─── Supplied text

Non-contact acoustic screening for sleep apnea: a subject-aware deep learning approach


Aygün Çakıroğlu M., KIZILKAYA AYDOĞAN E., Bolattürk Ö. F., Aydoğan S., İSMAİLOĞULLARI S., DELİCE Y.

Sleep and Breathing, cilt.30, sa.1, 2026 (SCI-Expanded, Scopus) identifier identifier identifier

  • Yayın Türü: Makale / Tam Makale
  • Cilt numarası: 30 Sayı: 1
  • Basım Tarihi: 2026
  • Doi Numarası: 10.1007/s11325-026-03594-2
  • Dergi Adı: Sleep and Breathing
  • Derginin Tarandığı İndeksler: Science Citation Index Expanded (SCI-EXPANDED), Scopus, EMBASE, MEDLINE
  • Anahtar Kelimeler: Contactless (non-contact) audio, Deep learning, Model calibration and explainability, Polysomnography, Sleep apnea
  • Hatay Mustafa Kemal Üniversitesi Adresli: Evet

Özet

Purpose: To explore the feasibility of using camera-derived, non-contact audio synchronized with PSG for clinically relevant sleep-apnea classification, and to benchmark compact deep models under a subject-aware design using a previously unstudied, real-world dataset. Methods: Thirty-two adults underwent simultaneous polysomnography (PSG) and camera-based non-contact audio recording. The synchronized audio segments were used to train and compare three compact deep-learning architectures (convolutional, attention-augmented, and transformer-based) under a subject-aware evaluation design that prevented identity leakage. Model performance and calibration were assessed at both segment and subject levels using standard statistical tests. Results: Subject-level evaluation was based on a very small, imbalanced test set of six subjects (one positive). Within this limited yet previously unstudied local dataset, the CNN_trans model achieved an apparent perfect ranking performance (AUC = 1.00; 95% CI 0.00–1.00), though this likely reflects the small, imbalanced test cohort, with recall = 1.00 and precision = 0.55. The wide confidence interval reflects substantial statistical uncertainty, and DeLong comparisons showed no significant AUC difference between CNN_trans and CNN_att (ΔAUC = − 0.042; p = 0.43). Conclusion: PSG-synchronized, non-contact audio supports accurate and well-calibrated sleep-apnea classification with compact deep models. This subject-aware evaluation suggests that contactless acoustic monitoring may have potential clinical relevance, motivating larger, multi-site validation.

──────
─── Record excerpts

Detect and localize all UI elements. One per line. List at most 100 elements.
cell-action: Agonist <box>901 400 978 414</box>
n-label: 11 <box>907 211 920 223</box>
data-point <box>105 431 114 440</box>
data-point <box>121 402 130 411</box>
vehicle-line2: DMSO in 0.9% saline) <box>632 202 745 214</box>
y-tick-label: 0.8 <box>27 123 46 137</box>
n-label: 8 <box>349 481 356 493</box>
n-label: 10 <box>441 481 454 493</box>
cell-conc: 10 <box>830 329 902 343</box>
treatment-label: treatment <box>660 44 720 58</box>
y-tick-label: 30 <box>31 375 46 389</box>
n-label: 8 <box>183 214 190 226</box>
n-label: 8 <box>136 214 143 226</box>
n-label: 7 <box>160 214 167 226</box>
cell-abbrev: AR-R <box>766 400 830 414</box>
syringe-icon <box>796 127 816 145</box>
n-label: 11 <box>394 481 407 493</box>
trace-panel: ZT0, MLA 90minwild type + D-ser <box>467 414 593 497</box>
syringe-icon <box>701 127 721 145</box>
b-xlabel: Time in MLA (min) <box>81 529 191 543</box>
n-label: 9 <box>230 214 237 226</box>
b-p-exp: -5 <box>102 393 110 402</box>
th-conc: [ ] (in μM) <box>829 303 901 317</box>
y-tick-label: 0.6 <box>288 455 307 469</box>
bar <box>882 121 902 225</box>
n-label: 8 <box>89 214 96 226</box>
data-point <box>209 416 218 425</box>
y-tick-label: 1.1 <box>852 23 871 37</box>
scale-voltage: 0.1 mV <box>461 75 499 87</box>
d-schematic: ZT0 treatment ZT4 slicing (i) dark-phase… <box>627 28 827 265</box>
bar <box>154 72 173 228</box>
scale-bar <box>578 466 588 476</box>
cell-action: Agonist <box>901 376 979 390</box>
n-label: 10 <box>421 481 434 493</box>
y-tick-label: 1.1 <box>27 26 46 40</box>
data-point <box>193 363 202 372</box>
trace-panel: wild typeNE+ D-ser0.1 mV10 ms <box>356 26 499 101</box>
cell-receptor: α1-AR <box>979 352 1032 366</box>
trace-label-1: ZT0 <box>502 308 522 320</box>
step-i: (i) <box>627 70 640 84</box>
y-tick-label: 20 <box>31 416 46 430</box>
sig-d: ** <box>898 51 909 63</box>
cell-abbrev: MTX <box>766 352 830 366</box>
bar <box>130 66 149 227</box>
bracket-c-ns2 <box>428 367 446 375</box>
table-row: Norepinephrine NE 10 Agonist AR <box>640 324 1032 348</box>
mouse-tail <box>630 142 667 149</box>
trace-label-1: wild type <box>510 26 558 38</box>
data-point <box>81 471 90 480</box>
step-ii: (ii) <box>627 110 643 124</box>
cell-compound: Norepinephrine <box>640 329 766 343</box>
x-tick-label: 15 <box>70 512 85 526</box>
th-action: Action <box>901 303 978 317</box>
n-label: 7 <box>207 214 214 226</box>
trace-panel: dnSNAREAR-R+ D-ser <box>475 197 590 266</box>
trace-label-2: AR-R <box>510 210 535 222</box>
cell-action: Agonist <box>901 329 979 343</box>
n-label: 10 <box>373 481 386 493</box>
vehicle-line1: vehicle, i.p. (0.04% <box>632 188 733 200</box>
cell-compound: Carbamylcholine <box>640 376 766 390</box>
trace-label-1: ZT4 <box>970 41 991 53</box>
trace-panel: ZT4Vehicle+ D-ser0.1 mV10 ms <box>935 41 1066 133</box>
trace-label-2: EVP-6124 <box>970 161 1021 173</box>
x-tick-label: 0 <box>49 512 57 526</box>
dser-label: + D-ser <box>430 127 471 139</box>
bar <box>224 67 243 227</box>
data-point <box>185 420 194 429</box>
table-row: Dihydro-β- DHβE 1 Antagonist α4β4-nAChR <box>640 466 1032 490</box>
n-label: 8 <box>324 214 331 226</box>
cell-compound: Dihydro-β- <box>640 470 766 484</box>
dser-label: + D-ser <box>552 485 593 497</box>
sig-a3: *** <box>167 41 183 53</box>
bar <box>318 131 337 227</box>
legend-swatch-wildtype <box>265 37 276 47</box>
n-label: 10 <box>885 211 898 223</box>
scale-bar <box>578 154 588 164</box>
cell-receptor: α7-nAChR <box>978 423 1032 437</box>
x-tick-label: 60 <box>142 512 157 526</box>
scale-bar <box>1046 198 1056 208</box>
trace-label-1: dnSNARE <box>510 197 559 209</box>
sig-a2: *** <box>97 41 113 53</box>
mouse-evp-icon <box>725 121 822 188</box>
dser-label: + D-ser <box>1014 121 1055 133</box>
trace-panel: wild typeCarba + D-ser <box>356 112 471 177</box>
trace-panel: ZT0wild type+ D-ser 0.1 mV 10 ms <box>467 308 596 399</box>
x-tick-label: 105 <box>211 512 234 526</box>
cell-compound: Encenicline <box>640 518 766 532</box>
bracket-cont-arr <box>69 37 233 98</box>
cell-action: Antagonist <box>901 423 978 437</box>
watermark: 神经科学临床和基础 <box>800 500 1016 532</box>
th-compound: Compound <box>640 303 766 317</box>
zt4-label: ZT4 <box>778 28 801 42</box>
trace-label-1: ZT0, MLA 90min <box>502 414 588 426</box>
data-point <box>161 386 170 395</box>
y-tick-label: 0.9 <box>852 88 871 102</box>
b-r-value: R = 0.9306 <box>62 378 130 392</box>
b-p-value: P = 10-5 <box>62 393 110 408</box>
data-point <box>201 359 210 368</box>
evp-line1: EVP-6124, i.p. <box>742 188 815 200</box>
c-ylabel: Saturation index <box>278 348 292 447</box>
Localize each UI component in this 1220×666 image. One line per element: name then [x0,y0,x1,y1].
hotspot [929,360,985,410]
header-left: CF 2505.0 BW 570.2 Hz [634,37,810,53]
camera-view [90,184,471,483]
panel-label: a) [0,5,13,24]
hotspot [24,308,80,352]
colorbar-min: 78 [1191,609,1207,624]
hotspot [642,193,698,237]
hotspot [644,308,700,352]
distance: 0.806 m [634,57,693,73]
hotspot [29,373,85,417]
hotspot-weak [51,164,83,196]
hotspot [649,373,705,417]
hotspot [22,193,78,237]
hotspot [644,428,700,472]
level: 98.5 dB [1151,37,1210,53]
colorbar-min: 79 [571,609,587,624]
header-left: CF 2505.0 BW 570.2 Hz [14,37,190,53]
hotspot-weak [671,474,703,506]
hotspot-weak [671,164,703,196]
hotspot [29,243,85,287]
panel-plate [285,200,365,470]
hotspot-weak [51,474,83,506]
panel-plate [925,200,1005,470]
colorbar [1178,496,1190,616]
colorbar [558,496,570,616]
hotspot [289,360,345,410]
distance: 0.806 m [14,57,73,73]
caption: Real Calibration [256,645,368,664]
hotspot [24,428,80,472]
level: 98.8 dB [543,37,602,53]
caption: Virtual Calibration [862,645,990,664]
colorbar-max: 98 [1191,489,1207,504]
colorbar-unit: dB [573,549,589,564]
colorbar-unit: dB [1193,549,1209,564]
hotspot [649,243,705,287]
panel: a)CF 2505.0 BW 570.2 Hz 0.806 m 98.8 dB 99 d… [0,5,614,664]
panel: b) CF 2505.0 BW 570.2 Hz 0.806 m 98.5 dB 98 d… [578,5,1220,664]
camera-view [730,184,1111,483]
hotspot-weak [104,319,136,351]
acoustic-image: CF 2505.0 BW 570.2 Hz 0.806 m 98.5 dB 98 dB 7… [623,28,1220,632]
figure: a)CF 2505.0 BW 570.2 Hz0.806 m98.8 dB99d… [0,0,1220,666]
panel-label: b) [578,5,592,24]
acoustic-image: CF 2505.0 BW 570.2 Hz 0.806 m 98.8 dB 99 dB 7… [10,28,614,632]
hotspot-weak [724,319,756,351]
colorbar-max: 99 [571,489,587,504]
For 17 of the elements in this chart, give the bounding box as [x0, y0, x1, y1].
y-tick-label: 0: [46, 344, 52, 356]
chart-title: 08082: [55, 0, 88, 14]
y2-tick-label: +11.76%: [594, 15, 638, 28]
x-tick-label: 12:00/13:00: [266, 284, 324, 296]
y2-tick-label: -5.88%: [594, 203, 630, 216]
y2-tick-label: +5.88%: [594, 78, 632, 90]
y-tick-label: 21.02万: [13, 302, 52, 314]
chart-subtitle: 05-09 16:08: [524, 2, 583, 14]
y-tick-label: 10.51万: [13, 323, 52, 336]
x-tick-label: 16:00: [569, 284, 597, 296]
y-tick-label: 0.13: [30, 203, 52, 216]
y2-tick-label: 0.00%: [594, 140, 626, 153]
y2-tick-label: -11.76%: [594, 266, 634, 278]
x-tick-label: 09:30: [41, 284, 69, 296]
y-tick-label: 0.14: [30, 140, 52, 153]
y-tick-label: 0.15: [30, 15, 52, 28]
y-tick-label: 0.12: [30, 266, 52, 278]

──────

Rewrite the stretch of the sleep-apnea screening text from "Non-contact acoustic screening" through "S., DELİCE Y.", changing "acoustic screening" to "audio screening".

Non-contact audio screening for sleep apnea: a subject-aware deep learning approach


Aygün Çakıroğlu M., KIZILKAYA AYDOĞAN E., Bolattürk Ö. F., Aydoğan S., İSMAİLOĞULLARI S., DELİCE Y.